---------- Dataset records
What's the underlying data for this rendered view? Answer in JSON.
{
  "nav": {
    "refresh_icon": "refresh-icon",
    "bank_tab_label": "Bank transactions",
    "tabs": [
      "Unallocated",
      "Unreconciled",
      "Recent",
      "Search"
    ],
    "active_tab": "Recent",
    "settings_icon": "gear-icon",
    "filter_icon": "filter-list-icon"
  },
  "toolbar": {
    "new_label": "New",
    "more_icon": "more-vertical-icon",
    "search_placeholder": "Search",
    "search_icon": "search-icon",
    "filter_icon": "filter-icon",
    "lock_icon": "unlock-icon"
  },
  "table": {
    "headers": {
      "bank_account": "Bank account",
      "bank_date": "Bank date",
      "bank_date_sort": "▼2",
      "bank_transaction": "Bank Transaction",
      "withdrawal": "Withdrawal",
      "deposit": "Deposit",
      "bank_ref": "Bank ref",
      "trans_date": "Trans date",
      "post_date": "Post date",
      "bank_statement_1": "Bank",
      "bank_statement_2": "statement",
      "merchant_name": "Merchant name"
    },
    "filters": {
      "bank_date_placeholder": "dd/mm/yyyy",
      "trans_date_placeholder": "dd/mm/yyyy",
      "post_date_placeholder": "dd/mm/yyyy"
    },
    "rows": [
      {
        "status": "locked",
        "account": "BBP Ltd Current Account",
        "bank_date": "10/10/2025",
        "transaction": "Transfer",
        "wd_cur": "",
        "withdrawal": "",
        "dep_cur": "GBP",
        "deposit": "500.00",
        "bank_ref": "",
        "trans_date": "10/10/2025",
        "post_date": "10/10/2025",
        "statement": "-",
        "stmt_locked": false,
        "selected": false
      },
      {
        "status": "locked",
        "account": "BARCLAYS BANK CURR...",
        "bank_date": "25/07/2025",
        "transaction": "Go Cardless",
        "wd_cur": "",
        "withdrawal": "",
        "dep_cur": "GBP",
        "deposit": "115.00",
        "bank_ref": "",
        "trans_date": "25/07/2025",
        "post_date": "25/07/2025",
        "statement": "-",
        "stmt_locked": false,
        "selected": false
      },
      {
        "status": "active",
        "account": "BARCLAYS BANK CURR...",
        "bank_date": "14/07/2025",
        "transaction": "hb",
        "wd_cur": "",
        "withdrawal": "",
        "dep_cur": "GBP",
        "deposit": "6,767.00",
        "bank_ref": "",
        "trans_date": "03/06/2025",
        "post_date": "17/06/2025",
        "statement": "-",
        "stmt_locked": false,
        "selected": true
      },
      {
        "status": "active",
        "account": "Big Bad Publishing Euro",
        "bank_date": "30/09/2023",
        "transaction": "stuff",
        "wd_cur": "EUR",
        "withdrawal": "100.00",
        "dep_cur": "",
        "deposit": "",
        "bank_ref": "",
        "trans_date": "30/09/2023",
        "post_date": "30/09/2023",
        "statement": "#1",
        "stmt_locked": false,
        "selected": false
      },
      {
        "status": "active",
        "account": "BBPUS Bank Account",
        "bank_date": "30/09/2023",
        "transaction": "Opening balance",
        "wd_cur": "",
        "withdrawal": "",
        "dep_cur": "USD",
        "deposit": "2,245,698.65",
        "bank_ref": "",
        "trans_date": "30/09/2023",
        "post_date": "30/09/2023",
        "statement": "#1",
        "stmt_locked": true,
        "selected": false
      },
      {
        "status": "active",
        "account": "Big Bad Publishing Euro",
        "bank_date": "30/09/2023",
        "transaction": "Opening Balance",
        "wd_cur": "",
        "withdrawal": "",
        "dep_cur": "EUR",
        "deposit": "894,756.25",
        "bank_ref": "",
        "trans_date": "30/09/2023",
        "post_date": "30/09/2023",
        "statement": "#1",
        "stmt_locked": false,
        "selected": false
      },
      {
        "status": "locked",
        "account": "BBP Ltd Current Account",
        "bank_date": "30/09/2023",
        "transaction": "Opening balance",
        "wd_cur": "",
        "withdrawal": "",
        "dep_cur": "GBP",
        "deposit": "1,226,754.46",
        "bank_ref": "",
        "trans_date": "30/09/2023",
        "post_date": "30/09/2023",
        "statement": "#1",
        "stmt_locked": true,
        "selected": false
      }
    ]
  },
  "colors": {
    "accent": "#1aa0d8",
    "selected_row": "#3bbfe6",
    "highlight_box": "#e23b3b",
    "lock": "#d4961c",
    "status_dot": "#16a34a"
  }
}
--------------------
Directive> Transcribe all lines as written.

Result of this exercise>
What's the underlying data for this rendered view? Answer in JSON.
{
  "nav": {
    "refresh_icon": "refresh-icon",
    "bank_tab_label": "Bank transactions",
    "tabs": [
      "Unallocated",
      "Unreconciled",
      "Recent",
      "Search"
    ],
    "active_tab": "Recent",
    "settings_icon": "gear-icon",
    "filter_icon": "filter-list-icon"
  },
  "toolbar": {
    "new_label": "New",
    "more_icon": "more-vertical-icon",
    "search_placeholder": "Search",
    "search_icon": "search-icon",
    "filter_icon": "filter-icon",
    "lock_icon": "unlock-icon"
  },
  "table": {
    "headers": {
      "bank_account": "Bank account",
      "bank_date": "Bank date",
      "bank_date_sort": "▼2",
      "bank_transaction": "Bank Transaction",
      "withdrawal": "Withdrawal",
      "deposit": "Deposit",
      "bank_ref": "Bank ref",
      "trans_date": "Trans date",
      "post_date": "Post date",
      "bank_statement_1": "Bank",
      "bank_statement_2": "statement",
      "merchant_name": "Merchant name"
    },
    "filters": {
      "bank_date_placeholder": "dd/mm/yyyy",
      "trans_date_placeholder": "dd/mm/yyyy",
      "post_date_placeholder": "dd/mm/yyyy"
    },
    "rows": [
      {
        "status": "locked",
        "account": "BBP Ltd Current Account",
        "bank_date": "10/10/2025",
        "transaction": "Transfer",
        "wd_cur": "",
        "withdrawal": "",
        "dep_cur": "GBP",
        "deposit": "500.00",
        "bank_ref": "",
        "trans_date": "10/10/2025",
        "post_date": "10/10/2025",
        "statement": "-",
        "stmt_locked": false,
        "selected": false
      },
      {
        "status": "locked",
        "account": "BARCLAYS BANK CURR...",
        "bank_date": "25/07/2025",
        "transaction": "Go Cardless",
        "wd_cur": "",
        "withdrawal": "",
        "dep_cur": "GBP",
        "deposit": "115.00",
        "bank_ref": "",
        "trans_date": "25/07/2025",
        "post_date": "25/07/2025",
        "statement": "-",
        "stmt_locked": false,
        "selected": false
      },
      {
        "status": "active",
        "account": "BARCLAYS BANK CURR...",
        "bank_date": "14/07/2025",
        "transaction": "hb",
        "wd_cur": "",
        "withdrawal": "",
        "dep_cur": "GBP",
        "deposit": "6,767.00",
        "bank_ref": "",
        "trans_date": "03/06/2025",
        "post_date": "17/06/2025",
        "statement": "-",
        "stmt_locked": false,
        "selected": true
      },
      {
        "status": "active",
        "account": "Big Bad Publishing Euro",
        "bank_date": "30/09/2023",
        "transaction": "stuff",
        "wd_cur": "EUR",
        "withdrawal": "100.00",
        "dep_cur": "",
        "deposit": "",
        "bank_ref": "",
        "trans_date": "30/09/2023",
        "post_date": "30/09/2023",
        "statement": "#1",
        "stmt_locked": false,
        "selected": false
      },
      {
        "status": "active",
        "account": "BBPUS Bank Account",
        "bank_date": "30/09/2023",
        "transaction": "Opening balance",
        "wd_cur": "",
        "withdrawal": "",
        "dep_cur": "USD",
        "deposit": "2,245,698.65",
        "bank_ref": "",
        "trans_date": "30/09/2023",
        "post_date": "30/09/2023",
        "statement": "#1",
        "stmt_locked": true,
        "selected": false
      },
      {
        "status": "active",
        "account": "Big Bad Publishing Euro",
        "bank_date": "30/09/2023",
        "transaction": "Opening Balance",
        "wd_cur": "",
        "withdrawal": "",
        "dep_cur": "EUR",
        "deposit": "894,756.25",
        "bank_ref": "",
        "trans_date": "30/09/2023",
        "post_date": "30/09/2023",
        "statement": "#1",
        "stmt_locked": false,
        "selected": false
      },
      {
        "status": "locked",
        "account": "BBP Ltd Current Account",
        "bank_date": "30/09/2023",
        "transaction": "Opening balance",
        "wd_cur": "",
        "withdrawal": "",
        "dep_cur": "GBP",
        "deposit": "1,226,754.46",
        "bank_ref": "",
        "trans_date": "30/09/2023",
        "post_date": "30/09/2023",
        "statement": "#1",
        "stmt_locked": true,
        "selected": false
      }
    ]
  },
  "colors": {
    "accent": "#1aa0d8",
    "selected_row": "#3bbfe6",
    "highlight_box": "#e23b3b",
    "lock": "#d4961c",
    "status_dot": "#16a34a"
  }
}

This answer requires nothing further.